Aim of the exercise.
Copy out the listing exactly.

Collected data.
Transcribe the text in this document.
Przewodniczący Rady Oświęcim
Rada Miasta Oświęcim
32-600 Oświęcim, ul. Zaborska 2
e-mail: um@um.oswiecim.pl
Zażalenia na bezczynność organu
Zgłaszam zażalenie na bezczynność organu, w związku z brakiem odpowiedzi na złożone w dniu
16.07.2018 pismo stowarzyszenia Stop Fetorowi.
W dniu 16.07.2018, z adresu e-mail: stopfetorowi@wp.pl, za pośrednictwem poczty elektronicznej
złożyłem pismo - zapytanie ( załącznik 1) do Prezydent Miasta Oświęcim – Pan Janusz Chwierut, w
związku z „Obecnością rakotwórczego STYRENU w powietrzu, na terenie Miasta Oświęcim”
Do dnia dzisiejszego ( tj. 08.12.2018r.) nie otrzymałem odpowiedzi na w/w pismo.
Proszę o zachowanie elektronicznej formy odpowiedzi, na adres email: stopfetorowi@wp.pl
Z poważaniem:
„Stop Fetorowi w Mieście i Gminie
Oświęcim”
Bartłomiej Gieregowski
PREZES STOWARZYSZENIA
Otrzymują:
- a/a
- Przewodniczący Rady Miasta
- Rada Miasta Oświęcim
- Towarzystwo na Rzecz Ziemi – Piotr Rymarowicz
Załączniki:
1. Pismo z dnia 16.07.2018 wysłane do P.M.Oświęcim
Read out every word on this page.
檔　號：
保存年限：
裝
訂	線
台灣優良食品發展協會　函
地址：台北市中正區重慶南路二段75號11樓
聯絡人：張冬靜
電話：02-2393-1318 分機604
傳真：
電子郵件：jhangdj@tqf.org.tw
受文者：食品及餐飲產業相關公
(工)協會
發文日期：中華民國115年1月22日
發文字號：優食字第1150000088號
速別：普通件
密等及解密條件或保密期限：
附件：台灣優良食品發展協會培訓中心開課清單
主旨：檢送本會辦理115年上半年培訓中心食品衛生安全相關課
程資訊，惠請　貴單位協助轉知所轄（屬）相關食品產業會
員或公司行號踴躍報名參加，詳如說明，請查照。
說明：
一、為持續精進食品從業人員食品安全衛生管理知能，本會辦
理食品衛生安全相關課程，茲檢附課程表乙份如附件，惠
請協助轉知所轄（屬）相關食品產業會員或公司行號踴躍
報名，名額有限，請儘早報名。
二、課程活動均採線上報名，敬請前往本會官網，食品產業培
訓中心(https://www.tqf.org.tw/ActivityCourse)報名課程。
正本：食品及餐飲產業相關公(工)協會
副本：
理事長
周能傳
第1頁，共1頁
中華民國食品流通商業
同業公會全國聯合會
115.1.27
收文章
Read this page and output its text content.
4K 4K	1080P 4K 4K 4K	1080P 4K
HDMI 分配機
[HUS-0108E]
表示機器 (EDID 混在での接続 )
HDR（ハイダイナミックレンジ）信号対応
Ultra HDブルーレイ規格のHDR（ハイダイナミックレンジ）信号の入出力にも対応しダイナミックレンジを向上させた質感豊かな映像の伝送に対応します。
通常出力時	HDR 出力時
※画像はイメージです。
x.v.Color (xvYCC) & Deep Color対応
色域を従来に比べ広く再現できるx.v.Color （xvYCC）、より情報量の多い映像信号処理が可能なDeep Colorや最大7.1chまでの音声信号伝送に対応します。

Completed exercise.
Transcribe the text in this document.
Przewodniczący Rady Oświęcim
Rada Miasta Oświęcim
32-600 Oświęcim, ul. Zaborska 2
e-mail: um@um.oswiecim.pl
Zażalenia na bezczynność organu
Zgłaszam zażalenie na bezczynność organu, w związku z brakiem odpowiedzi na złożone w dniu
16.07.2018 pismo stowarzyszenia Stop Fetorowi.
W dniu 16.07.2018, z adresu e-mail: stopfetorowi@wp.pl, za pośrednictwem poczty elektronicznej
złożyłem pismo - zapytanie ( załącznik 1) do Prezydent Miasta Oświęcim – Pan Janusz Chwierut, w
związku z „Obecnością rakotwórczego STYRENU w powietrzu, na terenie Miasta Oświęcim”
Do dnia dzisiejszego ( tj. 08.12.2018r.) nie otrzymałem odpowiedzi na w/w pismo.
Proszę o zachowanie elektronicznej formy odpowiedzi, na adres email: stopfetorowi@wp.pl
Z poważaniem:
„Stop Fetorowi w Mieście i Gminie
Oświęcim”
Bartłomiej Gieregowski
PREZES STOWARZYSZENIA
Otrzymują:
- a/a
- Przewodniczący Rady Miasta
- Rada Miasta Oświęcim
- Towarzystwo na Rzecz Ziemi – Piotr Rymarowicz
Załączniki:
1. Pismo z dnia 16.07.2018 wysłane do P.M.Oświęcim
Read out every word on this page.
檔　號：
保存年限：
裝
訂	線
台灣優良食品發展協會　函
地址：台北市中正區重慶南路二段75號11樓
聯絡人：張冬靜
電話：02-2393-1318 分機604
傳真：
電子郵件：jhangdj@tqf.org.tw
受文者：食品及餐飲產業相關公
(工)協會
發文日期：中華民國115年1月22日
發文字號：優食字第1150000088號
速別：普通件
密等及解密條件或保密期限：
附件：台灣優良食品發展協會培訓中心開課清單
主旨：檢送本會辦理115年上半年培訓中心食品衛生安全相關課
程資訊，惠請　貴單位協助轉知所轄（屬）相關食品產業會
員或公司行號踴躍報名參加，詳如說明，請查照。
說明：
一、為持續精進食品從業人員食品安全衛生管理知能，本會辦
理食品衛生安全相關課程，茲檢附課程表乙份如附件，惠
請協助轉知所轄（屬）相關食品產業會員或公司行號踴躍
報名，名額有限，請儘早報名。
二、課程活動均採線上報名，敬請前往本會官網，食品產業培
訓中心(https://www.tqf.org.tw/ActivityCourse)報名課程。
正本：食品及餐飲產業相關公(工)協會
副本：
理事長
周能傳
第1頁，共1頁
中華民國食品流通商業
同業公會全國聯合會
115.1.27
收文章
Read this page and output its text content.
4K 4K	1080P 4K 4K 4K	1080P 4K
HDMI 分配機
[HUS-0108E]
表示機器 (EDID 混在での接続 )
HDR（ハイダイナミックレンジ）信号対応
Ultra HDブルーレイ規格のHDR（ハイダイナミックレンジ）信号の入出力にも対応しダイナミックレンジを向上させた質感豊かな映像の伝送に対応します。
通常出力時	HDR 出力時
※画像はイメージです。
x.v.Color (xvYCC) & Deep Color対応
色域を従来に比べ広く再現できるx.v.Color （xvYCC）、より情報量の多い映像信号処理が可能なDeep Colorや最大7.1chまでの音声信号伝送に対応します。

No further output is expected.